Extracted data entries:
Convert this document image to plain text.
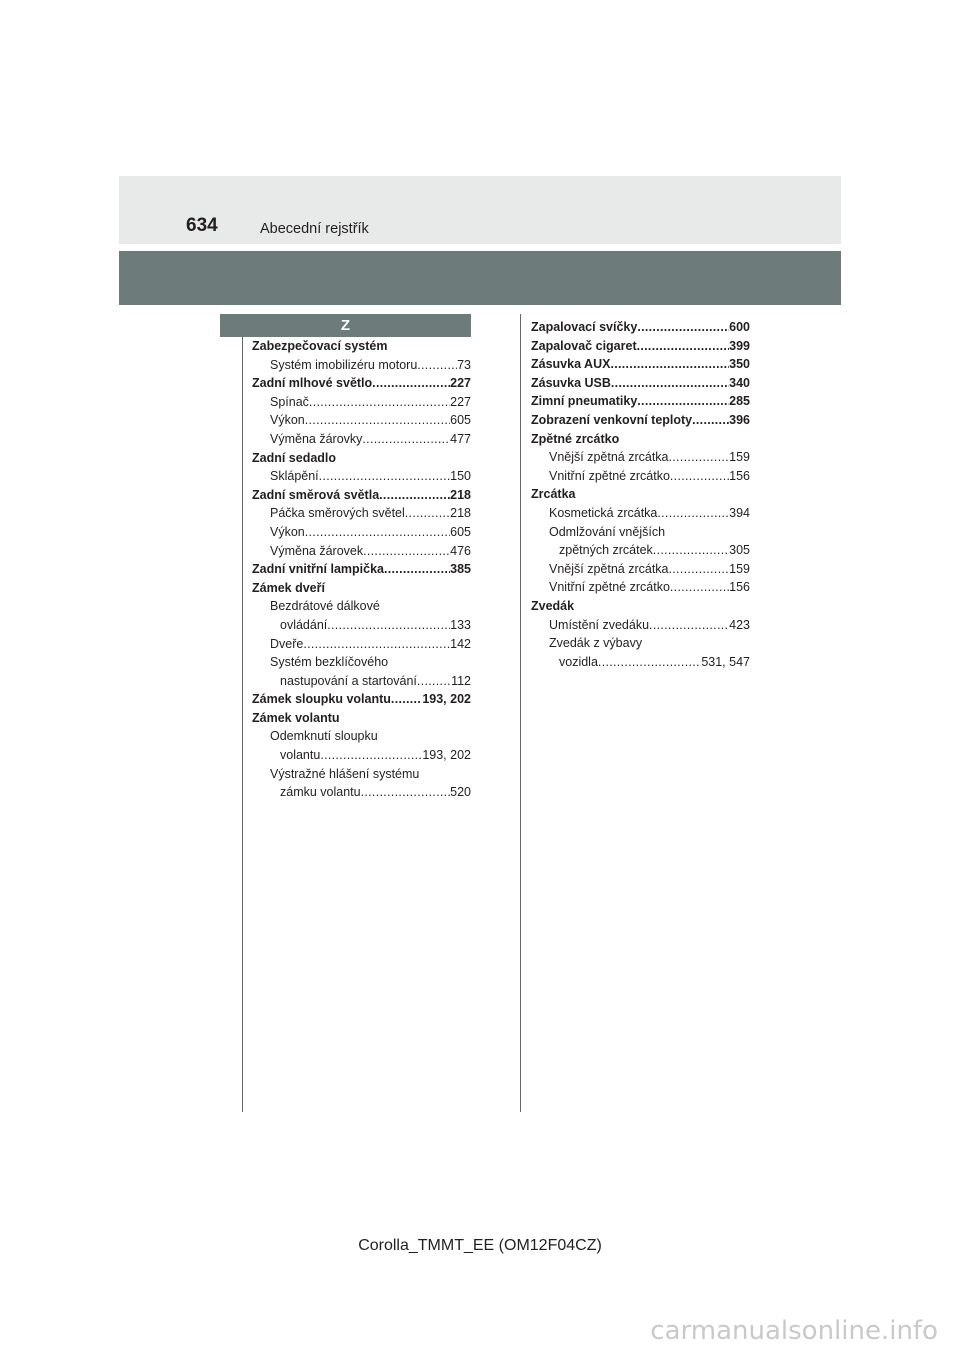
634	Abecední rejstřík
Z
Zabezpečovací systém
Systém imobilizéru motoru .....	73
Zadní mlhové světlo .....	227
Spínač .....	227
Výkon .....	605
Výměna žárovky .....	477
Zadní sedadlo
Sklápění .....	150
Zadní směrová světla .....	218
Páčka směrových světel .....	218
Výkon .....	605
Výměna žárovek .....	476
Zadní vnitřní lampička .....	385
Zámek dveří
Bezdrátové dálkové
ovládání .....	133
Dveře .....	142
Systém bezklíčového
nastupování a startování .....	112
Zámek sloupku volantu .....	193, 202
Zámek volantu
Odemknutí sloupku
volantu .....	193, 202
Výstražné hlášení systému
zámku volantu .....	520
Zapalovací svíčky .....	600
Zapalovač cigaret .....	399
Zásuvka AUX .....	350
Zásuvka USB .....	340
Zimní pneumatiky .....	285
Zobrazení venkovní teploty .....	396
Zpětné zrcátko
Vnější zpětná zrcátka .....	159
Vnitřní zpětné zrcátko .....	156
Zrcátka
Kosmetická zrcátka .....	394
Odmlžování vnějších
zpětných zrcátek .....	305
Vnější zpětná zrcátka .....	159
Vnitřní zpětné zrcátko .....	156
Zvedák
Umístění zvedáku .....	423
Zvedák z výbavy
vozidla .....	531, 547
Corolla_TMMT_EE (OM12F04CZ)
carmanualsonline.info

Written instruction: From the entries above, list each line with "Zadní" in it.

Answer for this exercise:
Zadní mlhové světlo .....	227
Zadní sedadlo
Zadní směrová světla .....	218
Zadní vnitřní lampička .....	385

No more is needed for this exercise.